INPUT ROWS
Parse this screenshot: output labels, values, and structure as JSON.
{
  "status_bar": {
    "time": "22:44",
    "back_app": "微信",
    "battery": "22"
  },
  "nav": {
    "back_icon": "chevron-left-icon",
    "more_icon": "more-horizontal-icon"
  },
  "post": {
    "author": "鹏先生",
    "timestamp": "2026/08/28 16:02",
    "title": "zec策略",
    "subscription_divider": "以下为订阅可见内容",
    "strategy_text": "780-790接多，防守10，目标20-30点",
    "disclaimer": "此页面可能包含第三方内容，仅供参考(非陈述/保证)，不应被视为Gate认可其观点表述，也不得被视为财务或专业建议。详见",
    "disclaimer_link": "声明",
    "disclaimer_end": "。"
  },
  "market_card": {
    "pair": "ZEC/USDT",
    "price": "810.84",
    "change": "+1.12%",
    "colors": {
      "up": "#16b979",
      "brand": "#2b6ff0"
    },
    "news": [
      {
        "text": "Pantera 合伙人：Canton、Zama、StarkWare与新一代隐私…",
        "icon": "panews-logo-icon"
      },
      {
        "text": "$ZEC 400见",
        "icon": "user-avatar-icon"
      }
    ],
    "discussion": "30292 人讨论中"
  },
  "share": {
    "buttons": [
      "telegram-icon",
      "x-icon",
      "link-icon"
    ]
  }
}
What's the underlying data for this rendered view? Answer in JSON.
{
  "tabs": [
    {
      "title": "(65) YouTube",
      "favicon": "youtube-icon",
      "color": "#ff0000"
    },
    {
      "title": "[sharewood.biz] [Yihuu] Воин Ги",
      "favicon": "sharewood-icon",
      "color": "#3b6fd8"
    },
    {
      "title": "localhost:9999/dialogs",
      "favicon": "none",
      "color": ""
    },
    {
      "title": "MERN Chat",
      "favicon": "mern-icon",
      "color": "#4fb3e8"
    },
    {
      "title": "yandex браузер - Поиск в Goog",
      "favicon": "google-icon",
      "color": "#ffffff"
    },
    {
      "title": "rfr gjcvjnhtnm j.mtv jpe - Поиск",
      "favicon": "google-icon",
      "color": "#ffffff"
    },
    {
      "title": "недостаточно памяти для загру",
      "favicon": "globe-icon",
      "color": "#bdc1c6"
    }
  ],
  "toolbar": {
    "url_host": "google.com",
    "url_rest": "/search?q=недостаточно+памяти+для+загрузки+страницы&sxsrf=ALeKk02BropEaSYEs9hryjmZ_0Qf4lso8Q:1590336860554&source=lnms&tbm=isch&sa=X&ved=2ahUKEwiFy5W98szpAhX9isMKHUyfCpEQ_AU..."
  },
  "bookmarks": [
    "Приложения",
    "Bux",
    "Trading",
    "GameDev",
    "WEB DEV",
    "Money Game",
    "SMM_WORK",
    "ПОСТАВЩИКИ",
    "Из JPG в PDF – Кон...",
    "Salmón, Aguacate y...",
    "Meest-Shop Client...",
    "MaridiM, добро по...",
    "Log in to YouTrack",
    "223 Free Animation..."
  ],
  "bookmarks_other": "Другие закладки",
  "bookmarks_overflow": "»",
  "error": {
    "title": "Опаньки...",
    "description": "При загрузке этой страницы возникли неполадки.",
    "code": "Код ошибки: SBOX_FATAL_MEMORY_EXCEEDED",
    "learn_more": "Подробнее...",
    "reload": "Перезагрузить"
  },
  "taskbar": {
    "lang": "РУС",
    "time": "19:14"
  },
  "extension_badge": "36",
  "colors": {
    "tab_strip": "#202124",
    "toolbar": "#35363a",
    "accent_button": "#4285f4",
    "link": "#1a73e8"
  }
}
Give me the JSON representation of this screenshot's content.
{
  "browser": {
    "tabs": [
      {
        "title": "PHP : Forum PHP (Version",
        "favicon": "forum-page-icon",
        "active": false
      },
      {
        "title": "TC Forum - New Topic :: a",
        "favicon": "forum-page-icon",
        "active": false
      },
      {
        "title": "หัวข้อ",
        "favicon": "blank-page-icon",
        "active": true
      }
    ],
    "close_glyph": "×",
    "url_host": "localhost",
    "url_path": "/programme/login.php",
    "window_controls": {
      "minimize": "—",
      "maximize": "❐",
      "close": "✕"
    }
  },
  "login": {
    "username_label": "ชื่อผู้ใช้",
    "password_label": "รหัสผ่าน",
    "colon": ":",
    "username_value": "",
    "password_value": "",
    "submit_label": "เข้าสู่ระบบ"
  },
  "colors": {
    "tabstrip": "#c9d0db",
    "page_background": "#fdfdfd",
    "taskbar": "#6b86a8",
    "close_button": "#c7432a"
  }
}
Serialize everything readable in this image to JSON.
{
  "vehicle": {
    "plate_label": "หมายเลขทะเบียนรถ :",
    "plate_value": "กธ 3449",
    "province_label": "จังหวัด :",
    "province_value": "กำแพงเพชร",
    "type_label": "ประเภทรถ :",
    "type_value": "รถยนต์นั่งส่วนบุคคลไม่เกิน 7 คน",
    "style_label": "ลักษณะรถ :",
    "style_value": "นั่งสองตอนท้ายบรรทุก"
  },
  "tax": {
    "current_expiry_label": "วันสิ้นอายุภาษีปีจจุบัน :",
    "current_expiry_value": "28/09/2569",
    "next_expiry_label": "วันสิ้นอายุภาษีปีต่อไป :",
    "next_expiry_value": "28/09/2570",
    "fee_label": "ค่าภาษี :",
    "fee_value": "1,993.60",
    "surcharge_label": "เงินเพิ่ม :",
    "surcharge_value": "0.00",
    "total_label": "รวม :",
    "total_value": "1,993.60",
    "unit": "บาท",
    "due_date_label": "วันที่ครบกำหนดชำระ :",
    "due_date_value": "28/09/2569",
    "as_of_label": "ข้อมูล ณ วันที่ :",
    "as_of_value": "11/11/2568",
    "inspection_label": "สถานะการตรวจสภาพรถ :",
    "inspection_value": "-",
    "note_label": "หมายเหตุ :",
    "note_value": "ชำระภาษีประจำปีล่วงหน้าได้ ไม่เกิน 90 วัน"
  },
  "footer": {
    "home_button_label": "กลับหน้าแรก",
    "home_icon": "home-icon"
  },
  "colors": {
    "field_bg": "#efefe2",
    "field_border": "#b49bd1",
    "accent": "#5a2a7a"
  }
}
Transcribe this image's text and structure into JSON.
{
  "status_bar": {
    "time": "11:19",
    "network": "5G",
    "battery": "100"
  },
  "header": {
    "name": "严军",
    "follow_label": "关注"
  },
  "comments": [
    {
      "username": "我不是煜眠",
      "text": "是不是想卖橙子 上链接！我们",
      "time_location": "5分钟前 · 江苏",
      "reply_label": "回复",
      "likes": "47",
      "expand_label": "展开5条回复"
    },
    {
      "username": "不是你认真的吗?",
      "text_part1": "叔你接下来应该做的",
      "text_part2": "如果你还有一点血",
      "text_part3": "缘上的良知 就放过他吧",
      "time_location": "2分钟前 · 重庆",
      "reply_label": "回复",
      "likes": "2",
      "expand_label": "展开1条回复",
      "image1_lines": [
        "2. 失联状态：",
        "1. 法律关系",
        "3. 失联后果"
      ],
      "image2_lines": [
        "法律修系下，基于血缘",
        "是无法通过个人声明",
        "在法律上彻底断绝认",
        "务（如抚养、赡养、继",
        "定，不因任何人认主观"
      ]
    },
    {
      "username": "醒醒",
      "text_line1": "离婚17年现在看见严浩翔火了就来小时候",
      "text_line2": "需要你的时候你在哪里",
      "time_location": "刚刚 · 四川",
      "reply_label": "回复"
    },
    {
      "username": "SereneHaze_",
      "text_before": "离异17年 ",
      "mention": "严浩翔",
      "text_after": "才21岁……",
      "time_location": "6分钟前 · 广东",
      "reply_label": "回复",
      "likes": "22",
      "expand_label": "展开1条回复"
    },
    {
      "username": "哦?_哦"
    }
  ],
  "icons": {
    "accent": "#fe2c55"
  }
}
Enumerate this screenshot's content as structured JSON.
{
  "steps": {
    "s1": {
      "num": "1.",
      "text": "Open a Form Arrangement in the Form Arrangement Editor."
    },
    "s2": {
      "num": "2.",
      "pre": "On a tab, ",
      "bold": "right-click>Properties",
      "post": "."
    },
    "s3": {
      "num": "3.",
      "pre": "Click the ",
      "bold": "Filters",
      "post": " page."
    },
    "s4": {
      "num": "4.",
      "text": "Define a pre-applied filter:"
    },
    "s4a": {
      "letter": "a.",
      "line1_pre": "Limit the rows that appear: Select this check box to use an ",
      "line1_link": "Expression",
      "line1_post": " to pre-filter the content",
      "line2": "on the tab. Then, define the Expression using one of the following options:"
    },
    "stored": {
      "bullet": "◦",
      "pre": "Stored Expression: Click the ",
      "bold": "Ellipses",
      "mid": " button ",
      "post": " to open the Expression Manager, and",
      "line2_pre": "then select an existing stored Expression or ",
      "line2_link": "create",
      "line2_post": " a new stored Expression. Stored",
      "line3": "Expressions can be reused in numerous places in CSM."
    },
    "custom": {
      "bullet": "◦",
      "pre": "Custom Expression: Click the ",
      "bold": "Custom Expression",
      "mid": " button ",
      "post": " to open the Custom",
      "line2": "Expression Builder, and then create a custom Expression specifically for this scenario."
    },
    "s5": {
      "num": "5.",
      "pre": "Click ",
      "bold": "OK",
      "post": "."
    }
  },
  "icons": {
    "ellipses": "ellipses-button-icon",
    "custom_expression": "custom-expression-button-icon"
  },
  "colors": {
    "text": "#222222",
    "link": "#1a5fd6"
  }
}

SHORT PROBLEM
Check each line above for the word "недостаточно" and give the number of lines that have it, nothing else.

ANSWER TO THIS TASK
2